Dataset items:
= = = = =

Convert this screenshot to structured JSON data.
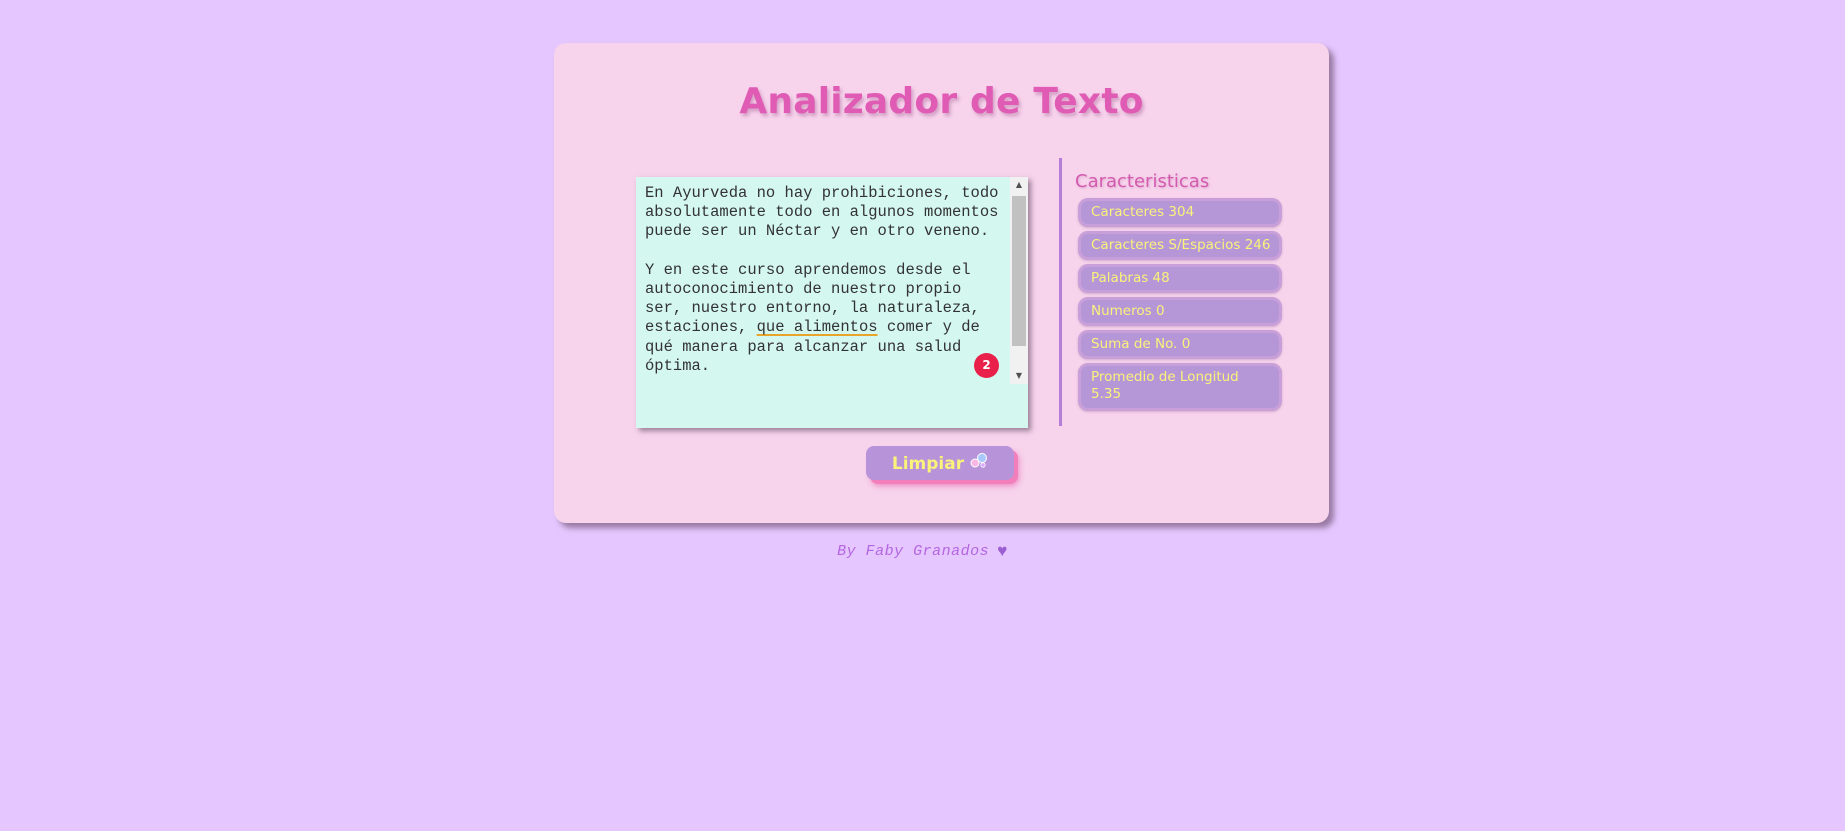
{
  "app": {
    "title": "Analizador de Texto"
  },
  "editor": {
    "text_before_underline": "En Ayurveda no hay prohibiciones, todo absolutamente todo en algunos momentos puede ser un Néctar y en otro veneno.\n\nY en este curso aprendemos desde el autoconocimiento de nuestro propio ser, nuestro entorno, la naturaleza, estaciones, ",
    "underlined_text": "que alimentos",
    "text_after_underline": " comer y de qué manera para alcanzar una salud óptima.",
    "issue_count": "2"
  },
  "panel": {
    "title": "Caracteristicas",
    "stats": [
      {
        "label": "Caracteres 304"
      },
      {
        "label": "Caracteres S/Espacios 246"
      },
      {
        "label": "Palabras 48"
      },
      {
        "label": "Numeros 0"
      },
      {
        "label": "Suma de No. 0"
      },
      {
        "label": "Promedio de Longitud 5.35"
      }
    ]
  },
  "actions": {
    "clear_label": "Limpiar",
    "clear_icon": "bubbles-icon"
  },
  "footer": {
    "credit": "By Faby Granados",
    "icon": "purple-heart-icon"
  },
  "colors": {
    "background": "#e5c6fe",
    "card": "#f7d3ec",
    "title": "#e05bb4",
    "textarea": "#d4f7ef",
    "stat_bg": "#b597d8",
    "stat_text": "#faf27a",
    "badge": "#e8204a",
    "button_shadow": "#f27fbb"
  }
}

= = = = =

Written problem: Transcribe the whole listing exactly. Pictures are excluded.

Task result:
Convert this screenshot to structured JSON data.
{
  "app": {
    "title": "Analizador de Texto"
  },
  "editor": {
    "text_before_underline": "En Ayurveda no hay prohibiciones, todo absolutamente todo en algunos momentos puede ser un Néctar y en otro veneno.\n\nY en este curso aprendemos desde el autoconocimiento de nuestro propio ser, nuestro entorno, la naturaleza, estaciones, ",
    "underlined_text": "que alimentos",
    "text_after_underline": " comer y de qué manera para alcanzar una salud óptima.",
    "issue_count": "2"
  },
  "panel": {
    "title": "Caracteristicas",
    "stats": [
      {
        "label": "Caracteres 304"
      },
      {
        "label": "Caracteres S/Espacios 246"
      },
      {
        "label": "Palabras 48"
      },
      {
        "label": "Numeros 0"
      },
      {
        "label": "Suma de No. 0"
      },
      {
        "label": "Promedio de Longitud 5.35"
      }
    ]
  },
  "actions": {
    "clear_label": "Limpiar",
    "clear_icon": "bubbles-icon"
  },
  "footer": {
    "credit": "By Faby Granados",
    "icon": "purple-heart-icon"
  },
  "colors": {
    "background": "#e5c6fe",
    "card": "#f7d3ec",
    "title": "#e05bb4",
    "textarea": "#d4f7ef",
    "stat_bg": "#b597d8",
    "stat_text": "#faf27a",
    "badge": "#e8204a",
    "button_shadow": "#f27fbb"
  }
}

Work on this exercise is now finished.